<<<<

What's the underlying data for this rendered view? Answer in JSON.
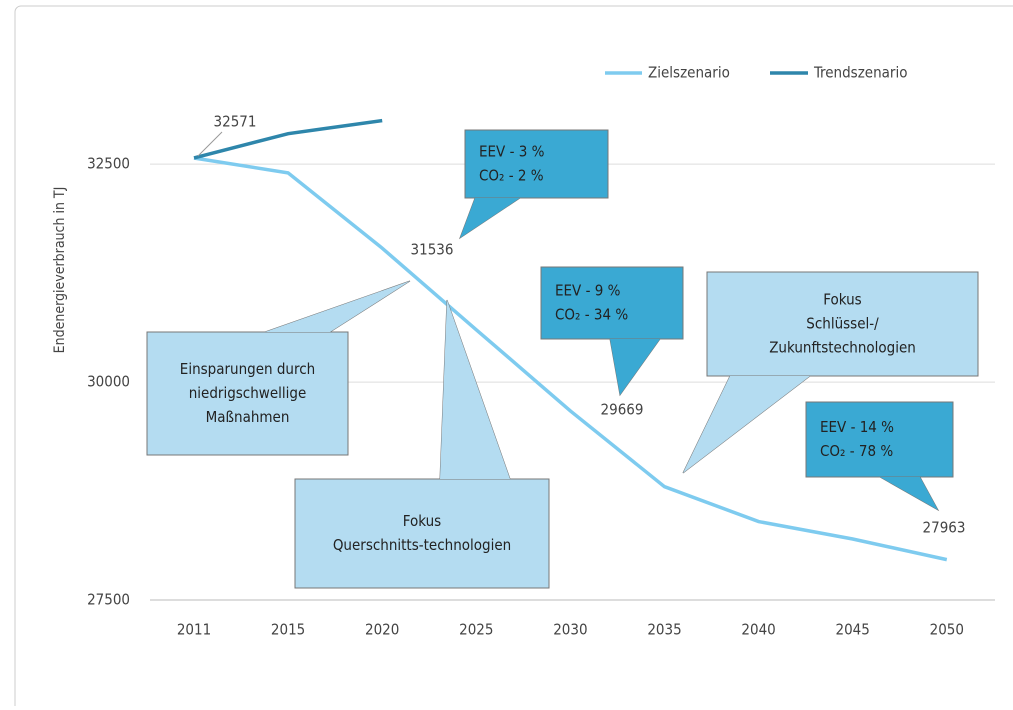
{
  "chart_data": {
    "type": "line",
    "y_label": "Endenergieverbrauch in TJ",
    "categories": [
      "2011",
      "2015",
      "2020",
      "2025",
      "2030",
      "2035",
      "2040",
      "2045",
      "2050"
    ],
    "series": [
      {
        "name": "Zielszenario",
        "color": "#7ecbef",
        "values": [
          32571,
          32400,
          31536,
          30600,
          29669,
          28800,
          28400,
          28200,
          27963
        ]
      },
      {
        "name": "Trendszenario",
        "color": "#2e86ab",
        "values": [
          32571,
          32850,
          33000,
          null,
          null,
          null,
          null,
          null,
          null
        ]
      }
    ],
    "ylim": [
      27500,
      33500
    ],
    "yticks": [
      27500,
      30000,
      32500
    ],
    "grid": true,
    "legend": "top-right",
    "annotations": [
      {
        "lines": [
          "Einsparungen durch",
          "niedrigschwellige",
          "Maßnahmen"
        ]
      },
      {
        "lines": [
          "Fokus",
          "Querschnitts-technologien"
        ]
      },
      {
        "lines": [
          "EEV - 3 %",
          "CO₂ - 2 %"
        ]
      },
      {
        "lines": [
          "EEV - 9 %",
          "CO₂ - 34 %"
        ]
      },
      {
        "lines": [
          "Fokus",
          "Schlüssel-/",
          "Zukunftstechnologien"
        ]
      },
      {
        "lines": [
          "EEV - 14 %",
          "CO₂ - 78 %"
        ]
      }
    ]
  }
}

>>>>

--- WRITTEN EXERCISE ---
Restate the data above word for word. Skip every picture.

--- OUTPUT ---
What's the underlying data for this rendered view? Answer in JSON.
{
  "chart_data": {
    "type": "line",
    "y_label": "Endenergieverbrauch in TJ",
    "categories": [
      "2011",
      "2015",
      "2020",
      "2025",
      "2030",
      "2035",
      "2040",
      "2045",
      "2050"
    ],
    "series": [
      {
        "name": "Zielszenario",
        "color": "#7ecbef",
        "values": [
          32571,
          32400,
          31536,
          30600,
          29669,
          28800,
          28400,
          28200,
          27963
        ]
      },
      {
        "name": "Trendszenario",
        "color": "#2e86ab",
        "values": [
          32571,
          32850,
          33000,
          null,
          null,
          null,
          null,
          null,
          null
        ]
      }
    ],
    "ylim": [
      27500,
      33500
    ],
    "yticks": [
      27500,
      30000,
      32500
    ],
    "grid": true,
    "legend": "top-right",
    "annotations": [
      {
        "lines": [
          "Einsparungen durch",
          "niedrigschwellige",
          "Maßnahmen"
        ]
      },
      {
        "lines": [
          "Fokus",
          "Querschnitts-technologien"
        ]
      },
      {
        "lines": [
          "EEV - 3 %",
          "CO₂ - 2 %"
        ]
      },
      {
        "lines": [
          "EEV - 9 %",
          "CO₂ - 34 %"
        ]
      },
      {
        "lines": [
          "Fokus",
          "Schlüssel-/",
          "Zukunftstechnologien"
        ]
      },
      {
        "lines": [
          "EEV - 14 %",
          "CO₂ - 78 %"
        ]
      }
    ]
  }
}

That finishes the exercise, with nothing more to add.